Problem description -
Extract and list every line that contains the word "this".

Rows -
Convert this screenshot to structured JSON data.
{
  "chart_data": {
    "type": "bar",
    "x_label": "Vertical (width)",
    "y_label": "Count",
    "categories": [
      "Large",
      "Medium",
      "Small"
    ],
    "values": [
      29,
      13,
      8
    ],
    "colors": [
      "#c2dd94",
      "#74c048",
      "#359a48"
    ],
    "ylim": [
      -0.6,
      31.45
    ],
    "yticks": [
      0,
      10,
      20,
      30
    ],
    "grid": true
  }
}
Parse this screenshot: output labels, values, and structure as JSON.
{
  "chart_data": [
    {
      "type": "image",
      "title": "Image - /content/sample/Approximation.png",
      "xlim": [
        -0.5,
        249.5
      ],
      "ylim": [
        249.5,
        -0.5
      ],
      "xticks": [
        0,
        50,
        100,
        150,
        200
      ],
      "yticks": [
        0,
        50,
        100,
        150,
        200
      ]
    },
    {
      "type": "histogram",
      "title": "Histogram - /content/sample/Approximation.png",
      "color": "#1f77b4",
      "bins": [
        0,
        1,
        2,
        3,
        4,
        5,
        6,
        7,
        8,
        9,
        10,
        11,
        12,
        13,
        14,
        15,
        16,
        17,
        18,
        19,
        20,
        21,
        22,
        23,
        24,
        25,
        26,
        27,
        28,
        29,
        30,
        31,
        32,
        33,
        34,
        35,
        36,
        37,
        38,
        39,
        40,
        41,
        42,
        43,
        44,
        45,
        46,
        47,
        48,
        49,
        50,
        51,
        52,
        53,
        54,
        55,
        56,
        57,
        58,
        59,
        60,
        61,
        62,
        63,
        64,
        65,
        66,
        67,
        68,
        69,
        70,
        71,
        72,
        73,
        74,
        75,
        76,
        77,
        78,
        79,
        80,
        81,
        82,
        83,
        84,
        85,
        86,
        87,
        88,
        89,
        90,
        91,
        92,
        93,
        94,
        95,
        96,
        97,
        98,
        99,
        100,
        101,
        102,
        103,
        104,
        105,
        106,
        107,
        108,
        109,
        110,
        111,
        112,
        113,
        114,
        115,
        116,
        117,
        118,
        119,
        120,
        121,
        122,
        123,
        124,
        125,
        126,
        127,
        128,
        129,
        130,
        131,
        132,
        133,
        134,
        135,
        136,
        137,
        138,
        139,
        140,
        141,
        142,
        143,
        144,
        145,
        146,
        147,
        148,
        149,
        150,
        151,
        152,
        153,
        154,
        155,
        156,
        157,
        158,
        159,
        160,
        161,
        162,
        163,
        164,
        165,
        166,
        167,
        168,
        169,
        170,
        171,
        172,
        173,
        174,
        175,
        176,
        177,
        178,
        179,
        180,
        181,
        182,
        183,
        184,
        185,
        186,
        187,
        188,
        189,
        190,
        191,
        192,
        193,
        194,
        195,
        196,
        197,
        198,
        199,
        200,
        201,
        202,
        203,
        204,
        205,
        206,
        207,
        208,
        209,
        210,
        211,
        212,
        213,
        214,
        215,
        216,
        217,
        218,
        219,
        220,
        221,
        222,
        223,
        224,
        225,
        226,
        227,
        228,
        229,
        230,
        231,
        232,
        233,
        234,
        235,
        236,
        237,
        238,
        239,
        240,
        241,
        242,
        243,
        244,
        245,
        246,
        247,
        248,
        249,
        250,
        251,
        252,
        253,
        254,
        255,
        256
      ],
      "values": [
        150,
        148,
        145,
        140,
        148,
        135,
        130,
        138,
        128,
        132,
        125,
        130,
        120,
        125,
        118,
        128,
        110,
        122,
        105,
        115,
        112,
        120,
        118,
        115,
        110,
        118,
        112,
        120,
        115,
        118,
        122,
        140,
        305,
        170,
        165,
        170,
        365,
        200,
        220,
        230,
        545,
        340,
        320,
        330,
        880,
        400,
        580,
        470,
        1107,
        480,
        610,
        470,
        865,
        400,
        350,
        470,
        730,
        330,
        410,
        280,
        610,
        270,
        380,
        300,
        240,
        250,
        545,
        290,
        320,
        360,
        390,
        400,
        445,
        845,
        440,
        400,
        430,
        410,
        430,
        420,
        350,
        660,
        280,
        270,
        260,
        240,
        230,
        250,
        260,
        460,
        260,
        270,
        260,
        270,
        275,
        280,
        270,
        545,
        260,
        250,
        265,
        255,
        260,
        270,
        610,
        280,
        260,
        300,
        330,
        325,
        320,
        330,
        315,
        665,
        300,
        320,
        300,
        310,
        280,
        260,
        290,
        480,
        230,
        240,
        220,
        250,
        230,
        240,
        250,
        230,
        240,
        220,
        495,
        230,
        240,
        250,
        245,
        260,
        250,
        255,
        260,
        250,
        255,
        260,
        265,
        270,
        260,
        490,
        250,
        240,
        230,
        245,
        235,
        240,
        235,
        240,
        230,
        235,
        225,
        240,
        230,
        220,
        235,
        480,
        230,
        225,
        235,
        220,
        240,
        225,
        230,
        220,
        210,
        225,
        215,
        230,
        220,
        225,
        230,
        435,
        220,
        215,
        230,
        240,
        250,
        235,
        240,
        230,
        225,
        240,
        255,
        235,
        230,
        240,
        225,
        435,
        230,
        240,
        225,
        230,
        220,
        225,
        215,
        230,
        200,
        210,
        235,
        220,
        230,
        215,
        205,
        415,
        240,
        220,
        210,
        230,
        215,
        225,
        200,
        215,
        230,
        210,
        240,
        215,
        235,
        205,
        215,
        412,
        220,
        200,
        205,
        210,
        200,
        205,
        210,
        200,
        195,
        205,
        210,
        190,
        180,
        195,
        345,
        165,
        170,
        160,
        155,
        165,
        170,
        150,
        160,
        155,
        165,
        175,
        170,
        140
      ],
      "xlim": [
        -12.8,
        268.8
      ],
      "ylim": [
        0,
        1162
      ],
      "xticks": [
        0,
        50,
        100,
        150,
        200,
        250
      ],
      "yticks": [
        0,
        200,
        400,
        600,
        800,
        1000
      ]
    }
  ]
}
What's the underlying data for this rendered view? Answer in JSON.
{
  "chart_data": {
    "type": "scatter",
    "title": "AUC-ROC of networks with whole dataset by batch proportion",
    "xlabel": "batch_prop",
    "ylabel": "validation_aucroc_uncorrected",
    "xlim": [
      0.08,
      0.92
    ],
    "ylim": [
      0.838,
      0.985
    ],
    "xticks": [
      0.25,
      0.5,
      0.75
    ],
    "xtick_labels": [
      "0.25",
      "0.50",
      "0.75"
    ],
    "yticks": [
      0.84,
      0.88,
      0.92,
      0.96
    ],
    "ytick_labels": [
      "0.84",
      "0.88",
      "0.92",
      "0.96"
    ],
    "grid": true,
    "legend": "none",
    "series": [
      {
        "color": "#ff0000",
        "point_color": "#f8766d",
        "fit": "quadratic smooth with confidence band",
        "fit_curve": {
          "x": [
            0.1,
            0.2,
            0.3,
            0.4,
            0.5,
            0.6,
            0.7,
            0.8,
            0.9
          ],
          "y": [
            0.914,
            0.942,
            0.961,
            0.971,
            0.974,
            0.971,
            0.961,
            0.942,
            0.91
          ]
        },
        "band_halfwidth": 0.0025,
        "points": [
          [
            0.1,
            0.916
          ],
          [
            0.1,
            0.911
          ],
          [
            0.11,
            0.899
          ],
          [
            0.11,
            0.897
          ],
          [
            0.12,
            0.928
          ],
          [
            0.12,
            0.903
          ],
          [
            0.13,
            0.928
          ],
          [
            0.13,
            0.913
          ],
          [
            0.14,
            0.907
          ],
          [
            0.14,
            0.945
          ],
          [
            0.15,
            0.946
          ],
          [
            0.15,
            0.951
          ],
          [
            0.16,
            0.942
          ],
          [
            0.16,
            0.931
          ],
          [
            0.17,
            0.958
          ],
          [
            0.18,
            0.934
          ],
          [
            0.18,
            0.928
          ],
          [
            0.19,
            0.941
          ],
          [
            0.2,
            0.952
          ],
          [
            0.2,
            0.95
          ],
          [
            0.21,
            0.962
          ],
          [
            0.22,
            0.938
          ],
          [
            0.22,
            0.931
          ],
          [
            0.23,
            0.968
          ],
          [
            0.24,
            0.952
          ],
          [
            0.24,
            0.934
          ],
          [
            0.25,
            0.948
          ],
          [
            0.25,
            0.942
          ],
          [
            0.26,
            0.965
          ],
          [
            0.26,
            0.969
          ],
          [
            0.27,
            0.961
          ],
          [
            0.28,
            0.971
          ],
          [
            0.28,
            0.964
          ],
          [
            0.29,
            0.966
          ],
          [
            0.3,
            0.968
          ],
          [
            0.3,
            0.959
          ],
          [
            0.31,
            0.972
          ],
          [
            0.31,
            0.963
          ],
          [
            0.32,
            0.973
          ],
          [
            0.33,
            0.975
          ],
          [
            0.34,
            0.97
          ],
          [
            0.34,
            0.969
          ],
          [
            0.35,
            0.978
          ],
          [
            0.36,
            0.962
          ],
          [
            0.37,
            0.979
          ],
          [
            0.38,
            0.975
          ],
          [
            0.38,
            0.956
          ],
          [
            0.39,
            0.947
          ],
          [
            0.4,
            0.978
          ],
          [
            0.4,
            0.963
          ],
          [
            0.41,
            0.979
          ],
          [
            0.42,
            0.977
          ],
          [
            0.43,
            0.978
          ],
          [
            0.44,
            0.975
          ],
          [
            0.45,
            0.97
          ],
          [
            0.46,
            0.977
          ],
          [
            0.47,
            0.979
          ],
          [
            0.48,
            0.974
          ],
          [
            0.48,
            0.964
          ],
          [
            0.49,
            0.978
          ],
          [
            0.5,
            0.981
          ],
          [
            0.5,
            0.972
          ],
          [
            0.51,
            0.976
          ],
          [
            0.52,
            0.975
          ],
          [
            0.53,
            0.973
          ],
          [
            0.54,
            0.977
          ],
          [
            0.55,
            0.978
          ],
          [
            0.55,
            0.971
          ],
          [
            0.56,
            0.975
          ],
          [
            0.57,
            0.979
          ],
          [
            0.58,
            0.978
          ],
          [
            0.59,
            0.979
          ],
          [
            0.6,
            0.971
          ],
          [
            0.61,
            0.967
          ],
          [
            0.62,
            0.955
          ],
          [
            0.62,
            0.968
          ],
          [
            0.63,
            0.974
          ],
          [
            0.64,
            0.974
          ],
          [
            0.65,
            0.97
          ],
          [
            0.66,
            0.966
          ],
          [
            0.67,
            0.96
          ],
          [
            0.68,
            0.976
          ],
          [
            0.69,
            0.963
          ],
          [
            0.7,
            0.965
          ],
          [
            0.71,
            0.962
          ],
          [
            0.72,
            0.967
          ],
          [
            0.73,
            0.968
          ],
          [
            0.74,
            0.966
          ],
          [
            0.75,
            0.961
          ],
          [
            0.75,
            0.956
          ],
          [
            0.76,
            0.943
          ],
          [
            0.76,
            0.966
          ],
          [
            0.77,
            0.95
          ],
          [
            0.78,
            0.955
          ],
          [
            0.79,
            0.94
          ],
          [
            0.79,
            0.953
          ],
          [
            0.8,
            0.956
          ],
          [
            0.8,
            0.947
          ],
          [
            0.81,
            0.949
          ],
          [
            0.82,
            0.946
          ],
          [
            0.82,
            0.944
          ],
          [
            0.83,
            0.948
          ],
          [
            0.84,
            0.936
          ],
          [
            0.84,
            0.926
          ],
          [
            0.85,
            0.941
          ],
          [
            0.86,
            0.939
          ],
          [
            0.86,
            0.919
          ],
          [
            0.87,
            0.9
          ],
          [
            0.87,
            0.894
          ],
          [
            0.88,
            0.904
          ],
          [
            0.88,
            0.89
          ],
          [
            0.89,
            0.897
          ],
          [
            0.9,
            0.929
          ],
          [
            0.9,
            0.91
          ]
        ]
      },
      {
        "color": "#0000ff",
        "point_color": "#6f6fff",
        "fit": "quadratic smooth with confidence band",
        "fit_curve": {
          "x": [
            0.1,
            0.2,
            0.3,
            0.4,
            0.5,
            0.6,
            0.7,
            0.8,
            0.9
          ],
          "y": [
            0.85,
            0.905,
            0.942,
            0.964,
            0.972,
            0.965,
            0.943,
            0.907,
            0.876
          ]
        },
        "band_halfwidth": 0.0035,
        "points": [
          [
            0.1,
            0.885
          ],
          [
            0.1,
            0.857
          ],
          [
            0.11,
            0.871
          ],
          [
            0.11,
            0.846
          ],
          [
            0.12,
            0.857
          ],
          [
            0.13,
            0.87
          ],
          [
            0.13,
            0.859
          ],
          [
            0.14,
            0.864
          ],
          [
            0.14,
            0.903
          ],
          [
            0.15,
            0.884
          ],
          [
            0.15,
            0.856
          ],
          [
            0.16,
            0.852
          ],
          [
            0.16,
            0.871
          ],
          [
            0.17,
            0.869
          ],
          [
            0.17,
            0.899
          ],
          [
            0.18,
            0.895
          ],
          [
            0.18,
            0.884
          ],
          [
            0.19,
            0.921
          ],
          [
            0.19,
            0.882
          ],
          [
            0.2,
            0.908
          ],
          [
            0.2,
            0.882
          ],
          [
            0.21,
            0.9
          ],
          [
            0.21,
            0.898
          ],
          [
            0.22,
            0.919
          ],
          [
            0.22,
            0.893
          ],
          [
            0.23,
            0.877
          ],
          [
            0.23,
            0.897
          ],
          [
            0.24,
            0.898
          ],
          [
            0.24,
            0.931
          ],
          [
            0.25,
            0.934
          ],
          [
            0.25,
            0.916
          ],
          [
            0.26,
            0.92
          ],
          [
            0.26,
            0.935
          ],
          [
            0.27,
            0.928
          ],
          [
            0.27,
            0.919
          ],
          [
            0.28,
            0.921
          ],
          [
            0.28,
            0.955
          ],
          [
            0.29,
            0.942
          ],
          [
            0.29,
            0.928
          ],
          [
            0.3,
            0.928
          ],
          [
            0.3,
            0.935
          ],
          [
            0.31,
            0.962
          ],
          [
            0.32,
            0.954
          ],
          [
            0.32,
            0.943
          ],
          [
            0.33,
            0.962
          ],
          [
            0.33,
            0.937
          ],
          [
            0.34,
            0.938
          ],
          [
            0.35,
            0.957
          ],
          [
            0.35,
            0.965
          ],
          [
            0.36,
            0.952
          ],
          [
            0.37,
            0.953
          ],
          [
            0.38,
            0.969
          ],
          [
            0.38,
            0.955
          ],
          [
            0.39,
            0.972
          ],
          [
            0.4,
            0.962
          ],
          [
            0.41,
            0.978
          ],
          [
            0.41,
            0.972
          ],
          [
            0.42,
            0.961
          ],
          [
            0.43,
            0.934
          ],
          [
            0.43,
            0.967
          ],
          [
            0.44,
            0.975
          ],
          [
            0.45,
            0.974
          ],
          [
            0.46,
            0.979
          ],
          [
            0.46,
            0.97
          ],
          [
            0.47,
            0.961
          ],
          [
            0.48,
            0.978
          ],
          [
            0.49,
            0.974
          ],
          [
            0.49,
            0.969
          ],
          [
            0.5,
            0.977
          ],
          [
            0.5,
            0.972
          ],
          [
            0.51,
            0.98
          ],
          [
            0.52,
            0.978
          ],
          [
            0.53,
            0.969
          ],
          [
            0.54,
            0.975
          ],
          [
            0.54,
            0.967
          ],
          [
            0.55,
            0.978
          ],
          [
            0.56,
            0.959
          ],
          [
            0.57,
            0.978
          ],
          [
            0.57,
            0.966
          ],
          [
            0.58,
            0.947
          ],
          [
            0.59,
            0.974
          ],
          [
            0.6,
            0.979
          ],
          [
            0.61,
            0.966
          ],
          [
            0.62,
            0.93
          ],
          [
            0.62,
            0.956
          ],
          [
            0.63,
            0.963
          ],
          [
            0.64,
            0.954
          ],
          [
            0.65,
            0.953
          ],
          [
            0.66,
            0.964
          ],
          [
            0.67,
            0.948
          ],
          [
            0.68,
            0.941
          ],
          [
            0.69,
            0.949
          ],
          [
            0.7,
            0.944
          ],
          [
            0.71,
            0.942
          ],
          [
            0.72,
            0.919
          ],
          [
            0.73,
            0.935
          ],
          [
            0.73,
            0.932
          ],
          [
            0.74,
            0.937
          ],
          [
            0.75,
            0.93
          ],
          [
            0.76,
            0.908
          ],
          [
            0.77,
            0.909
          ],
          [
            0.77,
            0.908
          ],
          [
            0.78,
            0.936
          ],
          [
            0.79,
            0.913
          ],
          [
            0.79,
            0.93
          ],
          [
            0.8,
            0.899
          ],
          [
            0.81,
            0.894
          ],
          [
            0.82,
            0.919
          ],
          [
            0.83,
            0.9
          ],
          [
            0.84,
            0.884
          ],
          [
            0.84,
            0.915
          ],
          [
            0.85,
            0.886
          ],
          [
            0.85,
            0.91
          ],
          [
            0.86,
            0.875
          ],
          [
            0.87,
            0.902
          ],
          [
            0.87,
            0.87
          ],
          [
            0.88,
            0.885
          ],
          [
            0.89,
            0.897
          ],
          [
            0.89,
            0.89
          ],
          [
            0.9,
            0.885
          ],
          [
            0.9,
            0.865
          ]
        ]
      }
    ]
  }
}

Full solution -
Convert this screenshot to structured JSON data.
Parse this screenshot: output labels, values, and structure as JSON.
What's the underlying data for this rendered view? Answer in JSON.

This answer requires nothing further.